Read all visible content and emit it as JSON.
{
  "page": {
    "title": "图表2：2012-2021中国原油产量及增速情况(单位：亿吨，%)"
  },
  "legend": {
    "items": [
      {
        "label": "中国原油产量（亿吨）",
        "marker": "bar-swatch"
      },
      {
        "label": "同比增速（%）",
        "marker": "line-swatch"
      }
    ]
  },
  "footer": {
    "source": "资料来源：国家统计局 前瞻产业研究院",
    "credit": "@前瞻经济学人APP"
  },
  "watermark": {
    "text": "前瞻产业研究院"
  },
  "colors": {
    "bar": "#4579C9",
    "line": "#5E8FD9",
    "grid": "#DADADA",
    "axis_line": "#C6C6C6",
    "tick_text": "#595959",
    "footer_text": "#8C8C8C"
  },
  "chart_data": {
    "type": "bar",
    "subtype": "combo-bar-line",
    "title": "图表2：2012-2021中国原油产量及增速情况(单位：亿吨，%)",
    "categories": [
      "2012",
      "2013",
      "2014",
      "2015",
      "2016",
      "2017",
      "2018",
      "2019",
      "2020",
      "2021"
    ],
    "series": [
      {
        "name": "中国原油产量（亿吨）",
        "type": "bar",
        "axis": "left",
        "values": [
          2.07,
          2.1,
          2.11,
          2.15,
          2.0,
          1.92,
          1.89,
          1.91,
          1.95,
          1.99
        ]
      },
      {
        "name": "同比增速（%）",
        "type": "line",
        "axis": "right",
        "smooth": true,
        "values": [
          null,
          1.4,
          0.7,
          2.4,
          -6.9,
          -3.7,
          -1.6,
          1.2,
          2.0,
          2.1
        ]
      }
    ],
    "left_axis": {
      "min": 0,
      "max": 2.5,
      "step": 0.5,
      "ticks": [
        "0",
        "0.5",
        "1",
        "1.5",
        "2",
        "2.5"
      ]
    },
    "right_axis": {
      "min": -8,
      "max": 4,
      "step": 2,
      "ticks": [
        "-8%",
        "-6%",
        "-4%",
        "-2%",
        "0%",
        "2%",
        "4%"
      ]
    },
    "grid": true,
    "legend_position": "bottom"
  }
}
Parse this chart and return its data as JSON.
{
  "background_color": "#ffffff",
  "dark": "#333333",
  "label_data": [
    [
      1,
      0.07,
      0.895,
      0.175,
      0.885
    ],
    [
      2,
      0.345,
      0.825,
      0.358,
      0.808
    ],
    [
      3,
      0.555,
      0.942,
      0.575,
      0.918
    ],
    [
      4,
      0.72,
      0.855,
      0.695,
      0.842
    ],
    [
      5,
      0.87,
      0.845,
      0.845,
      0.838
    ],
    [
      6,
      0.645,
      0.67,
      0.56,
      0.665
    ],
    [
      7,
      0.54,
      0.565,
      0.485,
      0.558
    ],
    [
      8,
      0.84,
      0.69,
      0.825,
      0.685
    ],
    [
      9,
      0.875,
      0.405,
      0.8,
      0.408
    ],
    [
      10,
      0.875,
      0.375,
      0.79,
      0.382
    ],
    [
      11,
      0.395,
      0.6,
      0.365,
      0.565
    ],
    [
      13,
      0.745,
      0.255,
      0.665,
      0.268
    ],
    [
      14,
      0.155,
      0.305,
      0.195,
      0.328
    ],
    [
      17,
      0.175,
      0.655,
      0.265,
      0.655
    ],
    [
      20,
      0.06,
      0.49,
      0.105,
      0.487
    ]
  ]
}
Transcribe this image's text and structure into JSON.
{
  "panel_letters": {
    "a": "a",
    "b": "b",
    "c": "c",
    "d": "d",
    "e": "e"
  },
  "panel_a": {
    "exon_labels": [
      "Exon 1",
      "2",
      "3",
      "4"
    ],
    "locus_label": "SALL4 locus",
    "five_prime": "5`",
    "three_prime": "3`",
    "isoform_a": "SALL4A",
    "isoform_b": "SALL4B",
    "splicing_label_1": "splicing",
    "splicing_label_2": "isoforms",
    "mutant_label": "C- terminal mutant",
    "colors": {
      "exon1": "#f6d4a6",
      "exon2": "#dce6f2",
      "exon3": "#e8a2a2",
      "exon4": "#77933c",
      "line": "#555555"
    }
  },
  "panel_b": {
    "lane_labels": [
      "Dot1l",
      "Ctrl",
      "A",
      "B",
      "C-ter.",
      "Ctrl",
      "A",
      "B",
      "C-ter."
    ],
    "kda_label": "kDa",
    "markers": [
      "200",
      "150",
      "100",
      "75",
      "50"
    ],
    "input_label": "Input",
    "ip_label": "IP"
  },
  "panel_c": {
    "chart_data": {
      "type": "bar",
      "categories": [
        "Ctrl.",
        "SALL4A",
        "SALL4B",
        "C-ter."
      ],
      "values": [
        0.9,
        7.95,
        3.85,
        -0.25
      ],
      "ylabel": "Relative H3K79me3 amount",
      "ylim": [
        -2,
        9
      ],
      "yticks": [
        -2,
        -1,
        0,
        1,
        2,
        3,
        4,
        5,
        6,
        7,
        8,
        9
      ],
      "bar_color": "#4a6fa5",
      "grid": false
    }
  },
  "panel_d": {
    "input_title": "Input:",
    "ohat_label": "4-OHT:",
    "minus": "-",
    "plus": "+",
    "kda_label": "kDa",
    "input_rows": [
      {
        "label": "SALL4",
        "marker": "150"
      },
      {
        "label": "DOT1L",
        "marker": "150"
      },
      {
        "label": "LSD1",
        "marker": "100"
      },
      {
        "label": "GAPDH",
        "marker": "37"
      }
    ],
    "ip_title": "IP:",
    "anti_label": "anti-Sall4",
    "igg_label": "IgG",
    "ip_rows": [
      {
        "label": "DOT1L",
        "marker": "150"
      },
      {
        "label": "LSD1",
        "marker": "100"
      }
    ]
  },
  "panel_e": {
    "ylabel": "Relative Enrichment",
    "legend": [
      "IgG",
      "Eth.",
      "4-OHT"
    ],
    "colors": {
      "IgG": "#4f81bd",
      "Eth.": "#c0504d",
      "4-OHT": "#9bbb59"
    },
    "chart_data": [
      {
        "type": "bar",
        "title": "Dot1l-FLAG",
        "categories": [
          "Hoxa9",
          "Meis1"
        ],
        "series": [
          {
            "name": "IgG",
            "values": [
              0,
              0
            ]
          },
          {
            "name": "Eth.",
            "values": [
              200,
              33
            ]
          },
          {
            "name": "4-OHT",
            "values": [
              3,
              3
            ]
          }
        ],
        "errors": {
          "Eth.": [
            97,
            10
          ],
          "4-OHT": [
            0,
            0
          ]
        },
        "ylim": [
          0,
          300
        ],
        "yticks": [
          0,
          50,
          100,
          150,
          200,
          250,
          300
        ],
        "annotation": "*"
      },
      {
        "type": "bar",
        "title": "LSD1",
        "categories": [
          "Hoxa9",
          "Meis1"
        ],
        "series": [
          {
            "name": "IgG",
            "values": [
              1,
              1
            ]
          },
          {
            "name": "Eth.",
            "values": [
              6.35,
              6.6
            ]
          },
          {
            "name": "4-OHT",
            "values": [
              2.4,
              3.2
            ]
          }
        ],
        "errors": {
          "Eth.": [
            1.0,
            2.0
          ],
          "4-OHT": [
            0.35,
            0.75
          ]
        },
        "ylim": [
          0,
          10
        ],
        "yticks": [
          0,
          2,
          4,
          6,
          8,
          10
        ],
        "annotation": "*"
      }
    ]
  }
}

WORK TO BE COMPLETED :: Transcribe every entry verbatim.

REPLY ::
Read all visible content and emit it as JSON.
{
  "page": {
    "title": "图表2：2012-2021中国原油产量及增速情况(单位：亿吨，%)"
  },
  "legend": {
    "items": [
      {
        "label": "中国原油产量（亿吨）",
        "marker": "bar-swatch"
      },
      {
        "label": "同比增速（%）",
        "marker": "line-swatch"
      }
    ]
  },
  "footer": {
    "source": "资料来源：国家统计局 前瞻产业研究院",
    "credit": "@前瞻经济学人APP"
  },
  "watermark": {
    "text": "前瞻产业研究院"
  },
  "colors": {
    "bar": "#4579C9",
    "line": "#5E8FD9",
    "grid": "#DADADA",
    "axis_line": "#C6C6C6",
    "tick_text": "#595959",
    "footer_text": "#8C8C8C"
  },
  "chart_data": {
    "type": "bar",
    "subtype": "combo-bar-line",
    "title": "图表2：2012-2021中国原油产量及增速情况(单位：亿吨，%)",
    "categories": [
      "2012",
      "2013",
      "2014",
      "2015",
      "2016",
      "2017",
      "2018",
      "2019",
      "2020",
      "2021"
    ],
    "series": [
      {
        "name": "中国原油产量（亿吨）",
        "type": "bar",
        "axis": "left",
        "values": [
          2.07,
          2.1,
          2.11,
          2.15,
          2.0,
          1.92,
          1.89,
          1.91,
          1.95,
          1.99
        ]
      },
      {
        "name": "同比增速（%）",
        "type": "line",
        "axis": "right",
        "smooth": true,
        "values": [
          null,
          1.4,
          0.7,
          2.4,
          -6.9,
          -3.7,
          -1.6,
          1.2,
          2.0,
          2.1
        ]
      }
    ],
    "left_axis": {
      "min": 0,
      "max": 2.5,
      "step": 0.5,
      "ticks": [
        "0",
        "0.5",
        "1",
        "1.5",
        "2",
        "2.5"
      ]
    },
    "right_axis": {
      "min": -8,
      "max": 4,
      "step": 2,
      "ticks": [
        "-8%",
        "-6%",
        "-4%",
        "-2%",
        "0%",
        "2%",
        "4%"
      ]
    },
    "grid": true,
    "legend_position": "bottom"
  }
}
Parse this chart and return its data as JSON.
{
  "background_color": "#ffffff",
  "dark": "#333333",
  "label_data": [
    [
      1,
      0.07,
      0.895,
      0.175,
      0.885
    ],
    [
      2,
      0.345,
      0.825,
      0.358,
      0.808
    ],
    [
      3,
      0.555,
      0.942,
      0.575,
      0.918
    ],
    [
      4,
      0.72,
      0.855,
      0.695,
      0.842
    ],
    [
      5,
      0.87,
      0.845,
      0.845,
      0.838
    ],
    [
      6,
      0.645,
      0.67,
      0.56,
      0.665
    ],
    [
      7,
      0.54,
      0.565,
      0.485,
      0.558
    ],
    [
      8,
      0.84,
      0.69,
      0.825,
      0.685
    ],
    [
      9,
      0.875,
      0.405,
      0.8,
      0.408
    ],
    [
      10,
      0.875,
      0.375,
      0.79,
      0.382
    ],
    [
      11,
      0.395,
      0.6,
      0.365,
      0.565
    ],
    [
      13,
      0.745,
      0.255,
      0.665,
      0.268
    ],
    [
      14,
      0.155,
      0.305,
      0.195,
      0.328
    ],
    [
      17,
      0.175,
      0.655,
      0.265,
      0.655
    ],
    [
      20,
      0.06,
      0.49,
      0.105,
      0.487
    ]
  ]
}
Transcribe this image's text and structure into JSON.
{
  "panel_letters": {
    "a": "a",
    "b": "b",
    "c": "c",
    "d": "d",
    "e": "e"
  },
  "panel_a": {
    "exon_labels": [
      "Exon 1",
      "2",
      "3",
      "4"
    ],
    "locus_label": "SALL4 locus",
    "five_prime": "5`",
    "three_prime": "3`",
    "isoform_a": "SALL4A",
    "isoform_b": "SALL4B",
    "splicing_label_1": "splicing",
    "splicing_label_2": "isoforms",
    "mutant_label": "C- terminal mutant",
    "colors": {
      "exon1": "#f6d4a6",
      "exon2": "#dce6f2",
      "exon3": "#e8a2a2",
      "exon4": "#77933c",
      "line": "#555555"
    }
  },
  "panel_b": {
    "lane_labels": [
      "Dot1l",
      "Ctrl",
      "A",
      "B",
      "C-ter.",
      "Ctrl",
      "A",
      "B",
      "C-ter."
    ],
    "kda_label": "kDa",
    "markers": [
      "200",
      "150",
      "100",
      "75",
      "50"
    ],
    "input_label": "Input",
    "ip_label": "IP"
  },
  "panel_c": {
    "chart_data": {
      "type": "bar",
      "categories": [
        "Ctrl.",
        "SALL4A",
        "SALL4B",
        "C-ter."
      ],
      "values": [
        0.9,
        7.95,
        3.85,
        -0.25
      ],
      "ylabel": "Relative H3K79me3 amount",
      "ylim": [
        -2,
        9
      ],
      "yticks": [
        -2,
        -1,
        0,
        1,
        2,
        3,
        4,
        5,
        6,
        7,
        8,
        9
      ],
      "bar_color": "#4a6fa5",
      "grid": false
    }
  },
  "panel_d": {
    "input_title": "Input:",
    "ohat_label": "4-OHT:",
    "minus": "-",
    "plus": "+",
    "kda_label": "kDa",
    "input_rows": [
      {
        "label": "SALL4",
        "marker": "150"
      },
      {
        "label": "DOT1L",
        "marker": "150"
      },
      {
        "label": "LSD1",
        "marker": "100"
      },
      {
        "label": "GAPDH",
        "marker": "37"
      }
    ],
    "ip_title": "IP:",
    "anti_label": "anti-Sall4",
    "igg_label": "IgG",
    "ip_rows": [
      {
        "label": "DOT1L",
        "marker": "150"
      },
      {
        "label": "LSD1",
        "marker": "100"
      }
    ]
  },
  "panel_e": {
    "ylabel": "Relative Enrichment",
    "legend": [
      "IgG",
      "Eth.",
      "4-OHT"
    ],
    "colors": {
      "IgG": "#4f81bd",
      "Eth.": "#c0504d",
      "4-OHT": "#9bbb59"
    },
    "chart_data": [
      {
        "type": "bar",
        "title": "Dot1l-FLAG",
        "categories": [
          "Hoxa9",
          "Meis1"
        ],
        "series": [
          {
            "name": "IgG",
            "values": [
              0,
              0
            ]
          },
          {
            "name": "Eth.",
            "values": [
              200,
              33
            ]
          },
          {
            "name": "4-OHT",
            "values": [
              3,
              3
            ]
          }
        ],
        "errors": {
          "Eth.": [
            97,
            10
          ],
          "4-OHT": [
            0,
            0
          ]
        },
        "ylim": [
          0,
          300
        ],
        "yticks": [
          0,
          50,
          100,
          150,
          200,
          250,
          300
        ],
        "annotation": "*"
      },
      {
        "type": "bar",
        "title": "LSD1",
        "categories": [
          "Hoxa9",
          "Meis1"
        ],
        "series": [
          {
            "name": "IgG",
            "values": [
              1,
              1
            ]
          },
          {
            "name": "Eth.",
            "values": [
              6.35,
              6.6
            ]
          },
          {
            "name": "4-OHT",
            "values": [
              2.4,
              3.2
            ]
          }
        ],
        "errors": {
          "Eth.": [
            1.0,
            2.0
          ],
          "4-OHT": [
            0.35,
            0.75
          ]
        },
        "ylim": [
          0,
          10
        ],
        "yticks": [
          0,
          2,
          4,
          6,
          8,
          10
        ],
        "annotation": "*"
      }
    ]
  }
}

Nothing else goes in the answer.